(Data listing)
↓
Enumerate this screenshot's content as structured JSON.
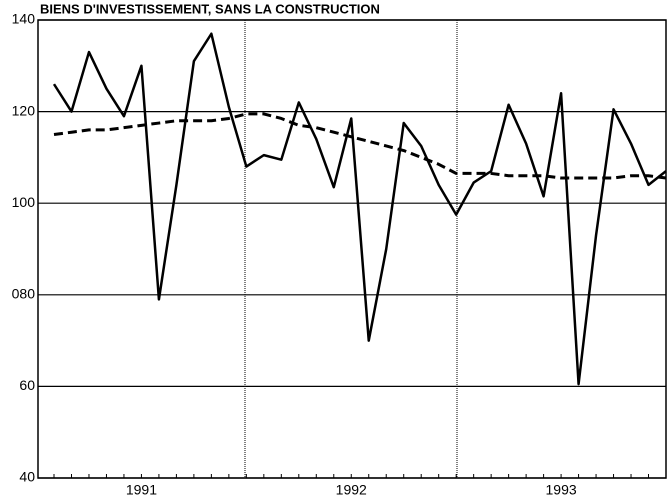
{
  "chart_data": {
    "type": "line",
    "title": "BIENS D'INVESTISSEMENT, SANS LA CONSTRUCTION",
    "categories": [
      null,
      null,
      null,
      null,
      null,
      "1991",
      null,
      null,
      null,
      null,
      null,
      null,
      null,
      null,
      null,
      null,
      null,
      "1992",
      null,
      null,
      null,
      null,
      null,
      null,
      null,
      null,
      null,
      null,
      null,
      "1993",
      null,
      null,
      null,
      null,
      null,
      null
    ],
    "series": [
      {
        "color": "#000000",
        "dashed": false,
        "values": [
          126,
          120,
          133,
          125,
          119,
          130,
          79,
          104,
          131,
          137,
          121,
          108,
          110.5,
          109.5,
          122,
          114,
          103.5,
          118.5,
          70,
          90,
          117.5,
          112.5,
          104,
          97.5,
          104.5,
          107,
          121.5,
          113,
          101.5,
          124,
          60.5,
          93,
          120.5,
          113,
          104,
          107
        ]
      },
      {
        "color": "#000000",
        "dashed": true,
        "values": [
          115,
          115.5,
          116,
          116,
          116.5,
          117,
          117.5,
          118,
          118,
          118,
          118.5,
          119.5,
          119.5,
          118.5,
          117,
          116.5,
          115.5,
          114.5,
          113.5,
          112.5,
          111.5,
          110,
          108.5,
          106.5,
          106.5,
          106.5,
          106,
          106,
          106,
          105.5,
          105.5,
          105.5,
          105.5,
          106,
          106,
          105.5
        ]
      }
    ],
    "ylim": [
      40,
      140
    ],
    "yticks": [
      40,
      60,
      {
        "value": 80,
        "label": "080"
      },
      100,
      120,
      140
    ],
    "grid": true
  }
}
↑
- **What you are asked to do**: Reproduce the entries exactly. Do not carry over any picture.

- **Finished exercise**:
Enumerate this screenshot's content as structured JSON.
{
  "chart_data": {
    "type": "line",
    "title": "BIENS D'INVESTISSEMENT, SANS LA CONSTRUCTION",
    "categories": [
      null,
      null,
      null,
      null,
      null,
      "1991",
      null,
      null,
      null,
      null,
      null,
      null,
      null,
      null,
      null,
      null,
      null,
      "1992",
      null,
      null,
      null,
      null,
      null,
      null,
      null,
      null,
      null,
      null,
      null,
      "1993",
      null,
      null,
      null,
      null,
      null,
      null
    ],
    "series": [
      {
        "color": "#000000",
        "dashed": false,
        "values": [
          126,
          120,
          133,
          125,
          119,
          130,
          79,
          104,
          131,
          137,
          121,
          108,
          110.5,
          109.5,
          122,
          114,
          103.5,
          118.5,
          70,
          90,
          117.5,
          112.5,
          104,
          97.5,
          104.5,
          107,
          121.5,
          113,
          101.5,
          124,
          60.5,
          93,
          120.5,
          113,
          104,
          107
        ]
      },
      {
        "color": "#000000",
        "dashed": true,
        "values": [
          115,
          115.5,
          116,
          116,
          116.5,
          117,
          117.5,
          118,
          118,
          118,
          118.5,
          119.5,
          119.5,
          118.5,
          117,
          116.5,
          115.5,
          114.5,
          113.5,
          112.5,
          111.5,
          110,
          108.5,
          106.5,
          106.5,
          106.5,
          106,
          106,
          106,
          105.5,
          105.5,
          105.5,
          105.5,
          106,
          106,
          105.5
        ]
      }
    ],
    "ylim": [
      40,
      140
    ],
    "yticks": [
      40,
      60,
      {
        "value": 80,
        "label": "080"
      },
      100,
      120,
      140
    ],
    "grid": true
  }
}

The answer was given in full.